(Stored records)
»»
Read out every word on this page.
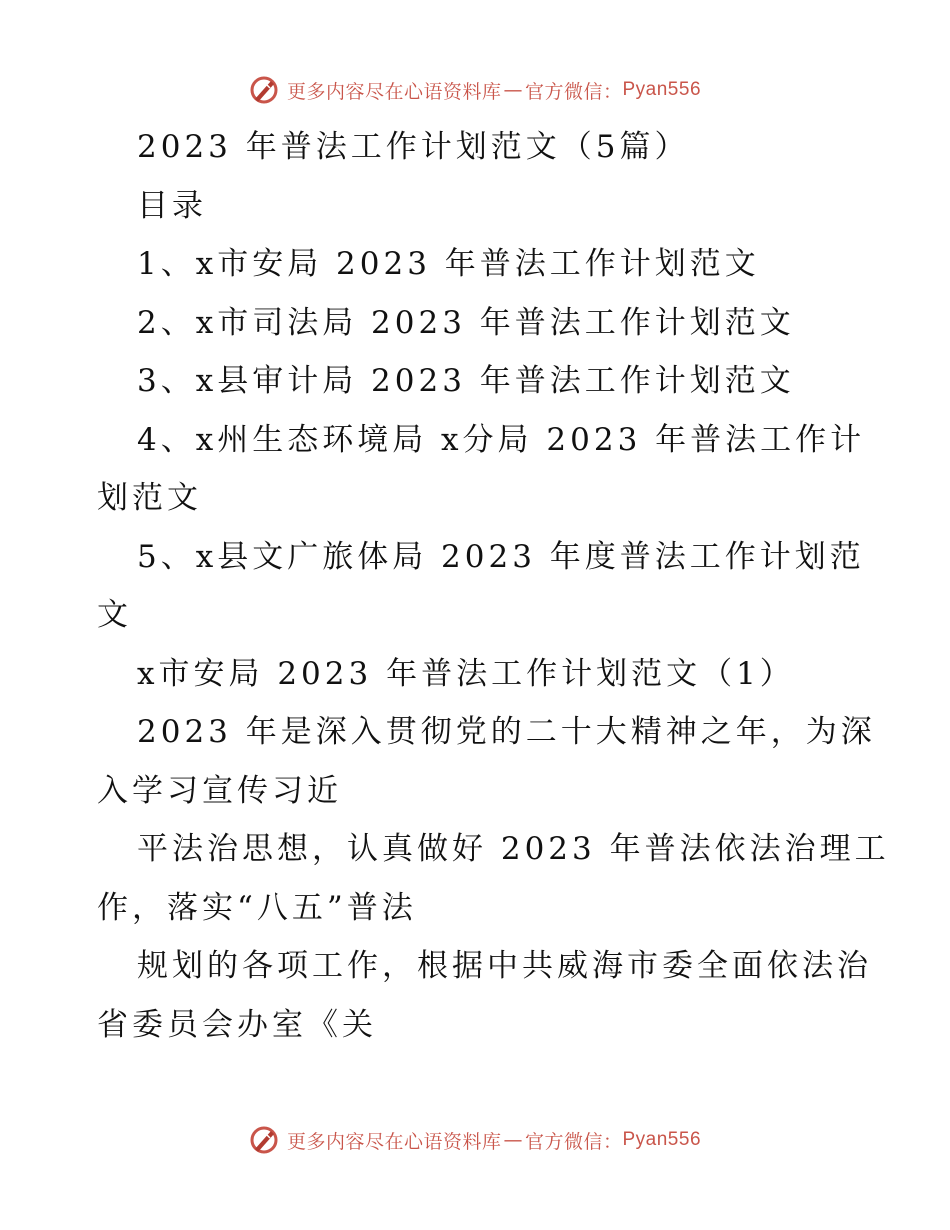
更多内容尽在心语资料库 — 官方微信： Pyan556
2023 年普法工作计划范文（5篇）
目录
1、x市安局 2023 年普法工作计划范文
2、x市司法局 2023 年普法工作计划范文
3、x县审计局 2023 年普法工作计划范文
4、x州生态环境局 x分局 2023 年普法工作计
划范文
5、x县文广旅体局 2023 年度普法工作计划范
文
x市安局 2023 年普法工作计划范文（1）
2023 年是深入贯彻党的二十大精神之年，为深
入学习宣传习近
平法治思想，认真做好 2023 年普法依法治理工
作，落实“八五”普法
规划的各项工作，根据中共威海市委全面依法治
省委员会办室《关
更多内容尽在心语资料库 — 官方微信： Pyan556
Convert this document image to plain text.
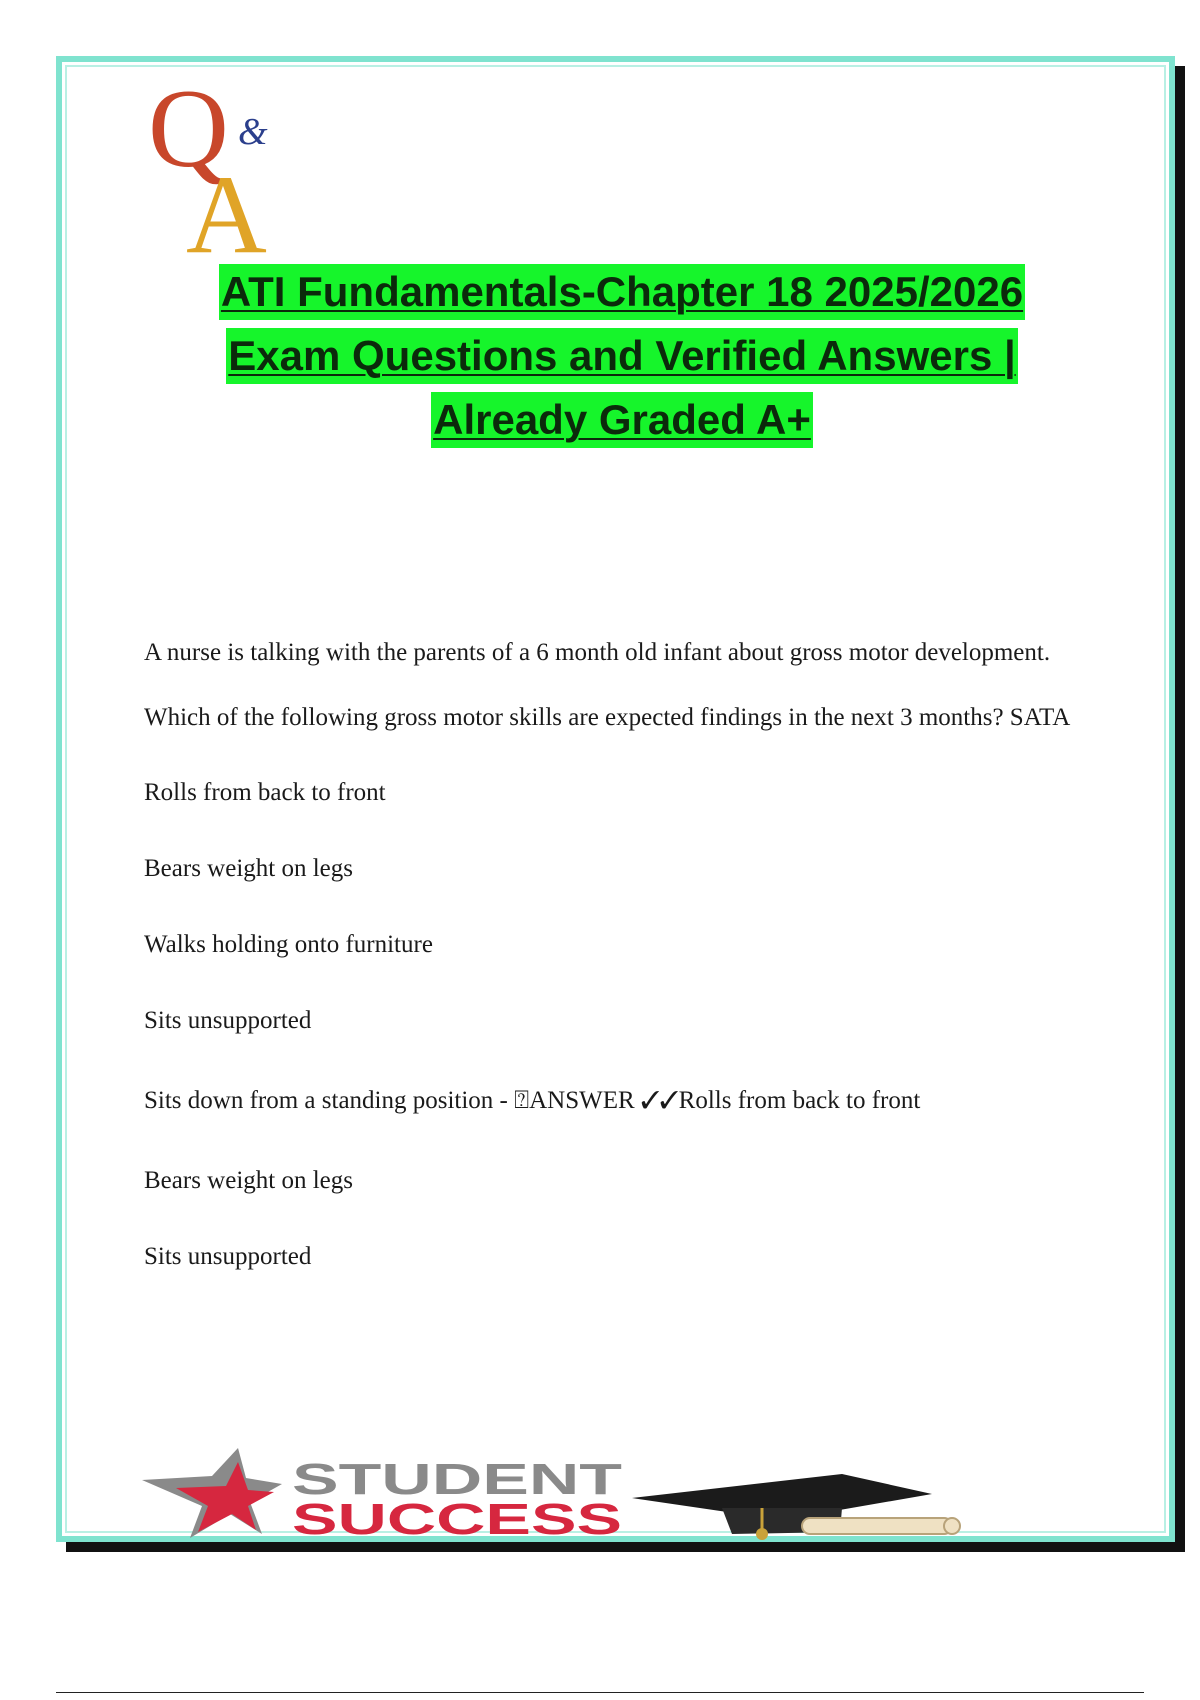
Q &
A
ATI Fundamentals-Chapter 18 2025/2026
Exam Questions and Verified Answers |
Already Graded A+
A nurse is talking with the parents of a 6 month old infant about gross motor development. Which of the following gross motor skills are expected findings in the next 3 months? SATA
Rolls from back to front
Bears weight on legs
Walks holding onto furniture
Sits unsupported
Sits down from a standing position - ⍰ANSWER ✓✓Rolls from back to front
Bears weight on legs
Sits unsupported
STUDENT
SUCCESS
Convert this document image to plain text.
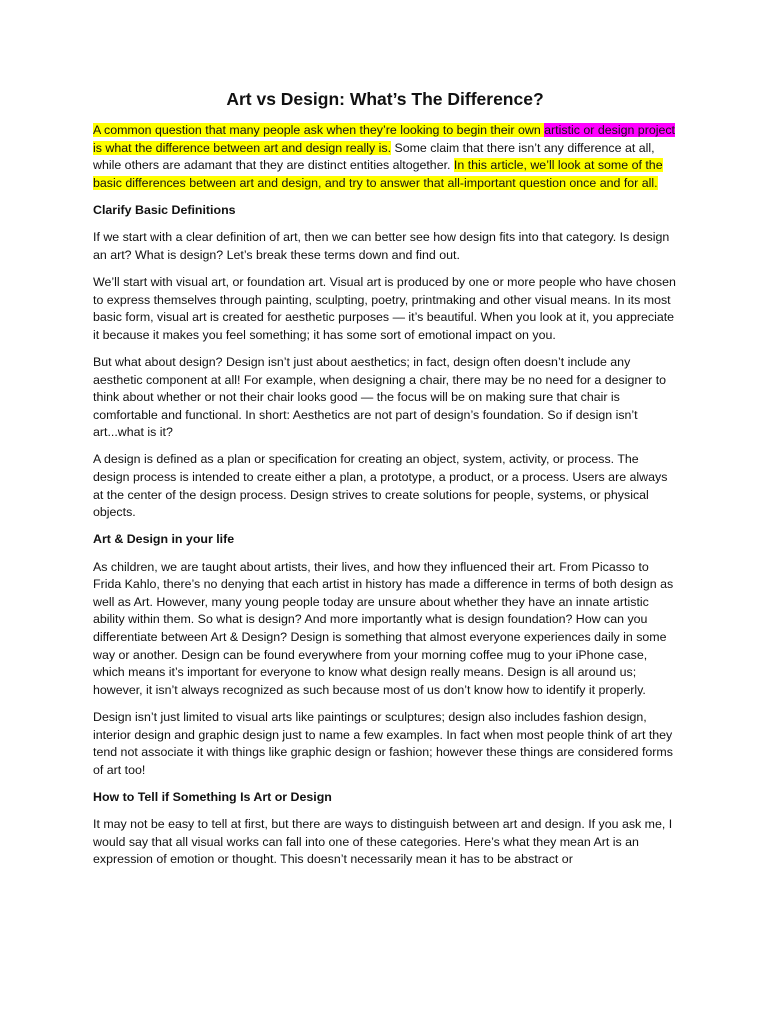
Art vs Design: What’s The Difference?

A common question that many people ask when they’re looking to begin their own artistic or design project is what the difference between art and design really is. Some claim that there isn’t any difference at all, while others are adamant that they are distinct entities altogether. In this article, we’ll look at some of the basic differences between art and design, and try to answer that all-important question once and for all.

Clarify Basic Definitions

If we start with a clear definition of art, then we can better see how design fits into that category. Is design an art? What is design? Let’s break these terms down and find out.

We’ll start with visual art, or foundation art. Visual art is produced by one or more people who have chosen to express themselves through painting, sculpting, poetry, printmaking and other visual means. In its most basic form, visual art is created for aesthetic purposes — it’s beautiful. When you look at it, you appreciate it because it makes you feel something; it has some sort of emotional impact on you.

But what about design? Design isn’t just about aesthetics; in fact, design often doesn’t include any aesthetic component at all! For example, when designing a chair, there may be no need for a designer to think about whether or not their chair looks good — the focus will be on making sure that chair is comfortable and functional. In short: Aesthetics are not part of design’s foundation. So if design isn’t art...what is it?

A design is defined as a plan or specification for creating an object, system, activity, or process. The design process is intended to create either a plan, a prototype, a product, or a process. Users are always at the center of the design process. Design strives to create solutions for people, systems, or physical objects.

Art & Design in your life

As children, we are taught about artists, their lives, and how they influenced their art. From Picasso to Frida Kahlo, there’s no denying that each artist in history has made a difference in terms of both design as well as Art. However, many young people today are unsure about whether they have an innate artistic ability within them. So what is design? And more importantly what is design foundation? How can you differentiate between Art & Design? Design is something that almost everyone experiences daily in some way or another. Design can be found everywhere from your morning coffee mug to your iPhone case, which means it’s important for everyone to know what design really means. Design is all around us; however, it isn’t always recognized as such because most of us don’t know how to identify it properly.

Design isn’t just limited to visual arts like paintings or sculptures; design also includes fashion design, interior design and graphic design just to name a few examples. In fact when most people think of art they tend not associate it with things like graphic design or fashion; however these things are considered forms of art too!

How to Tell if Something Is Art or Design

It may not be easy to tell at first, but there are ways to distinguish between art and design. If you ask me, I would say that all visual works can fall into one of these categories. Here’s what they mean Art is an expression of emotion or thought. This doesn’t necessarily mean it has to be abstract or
««
- Exercise -
Transcribe all the records above word for word, without their images.

- Final answer -
Read out every word on this page.
更多内容尽在心语资料库 — 官方微信： Pyan556
2023 年普法工作计划范文（5篇）
目录
1、x市安局 2023 年普法工作计划范文
2、x市司法局 2023 年普法工作计划范文
3、x县审计局 2023 年普法工作计划范文
4、x州生态环境局 x分局 2023 年普法工作计
划范文
5、x县文广旅体局 2023 年度普法工作计划范
文
x市安局 2023 年普法工作计划范文（1）
2023 年是深入贯彻党的二十大精神之年，为深
入学习宣传习近
平法治思想，认真做好 2023 年普法依法治理工
作，落实“八五”普法
规划的各项工作，根据中共威海市委全面依法治
省委员会办室《关
更多内容尽在心语资料库 — 官方微信： Pyan556
Convert this document image to plain text.
Q &
A
ATI Fundamentals-Chapter 18 2025/2026
Exam Questions and Verified Answers |
Already Graded A+
A nurse is talking with the parents of a 6 month old infant about gross motor development. Which of the following gross motor skills are expected findings in the next 3 months? SATA
Rolls from back to front
Bears weight on legs
Walks holding onto furniture
Sits unsupported
Sits down from a standing position - ⍰ANSWER ✓✓Rolls from back to front
Bears weight on legs
Sits unsupported
STUDENT
SUCCESS
Convert this document image to plain text.
Art vs Design: What’s The Difference?

A common question that many people ask when they’re looking to begin their own artistic or design project is what the difference between art and design really is. Some claim that there isn’t any difference at all, while others are adamant that they are distinct entities altogether. In this article, we’ll look at some of the basic differences between art and design, and try to answer that all-important question once and for all.

Clarify Basic Definitions

If we start with a clear definition of art, then we can better see how design fits into that category. Is design an art? What is design? Let’s break these terms down and find out.

We’ll start with visual art, or foundation art. Visual art is produced by one or more people who have chosen to express themselves through painting, sculpting, poetry, printmaking and other visual means. In its most basic form, visual art is created for aesthetic purposes — it’s beautiful. When you look at it, you appreciate it because it makes you feel something; it has some sort of emotional impact on you.

But what about design? Design isn’t just about aesthetics; in fact, design often doesn’t include any aesthetic component at all! For example, when designing a chair, there may be no need for a designer to think about whether or not their chair looks good — the focus will be on making sure that chair is comfortable and functional. In short: Aesthetics are not part of design’s foundation. So if design isn’t art...what is it?

A design is defined as a plan or specification for creating an object, system, activity, or process. The design process is intended to create either a plan, a prototype, a product, or a process. Users are always at the center of the design process. Design strives to create solutions for people, systems, or physical objects.

Art & Design in your life

As children, we are taught about artists, their lives, and how they influenced their art. From Picasso to Frida Kahlo, there’s no denying that each artist in history has made a difference in terms of both design as well as Art. However, many young people today are unsure about whether they have an innate artistic ability within them. So what is design? And more importantly what is design foundation? How can you differentiate between Art & Design? Design is something that almost everyone experiences daily in some way or another. Design can be found everywhere from your morning coffee mug to your iPhone case, which means it’s important for everyone to know what design really means. Design is all around us; however, it isn’t always recognized as such because most of us don’t know how to identify it properly.

Design isn’t just limited to visual arts like paintings or sculptures; design also includes fashion design, interior design and graphic design just to name a few examples. In fact when most people think of art they tend not associate it with things like graphic design or fashion; however these things are considered forms of art too!

How to Tell if Something Is Art or Design

It may not be easy to tell at first, but there are ways to distinguish between art and design. If you ask me, I would say that all visual works can fall into one of these categories. Here’s what they mean Art is an expression of emotion or thought. This doesn’t necessarily mean it has to be abstract or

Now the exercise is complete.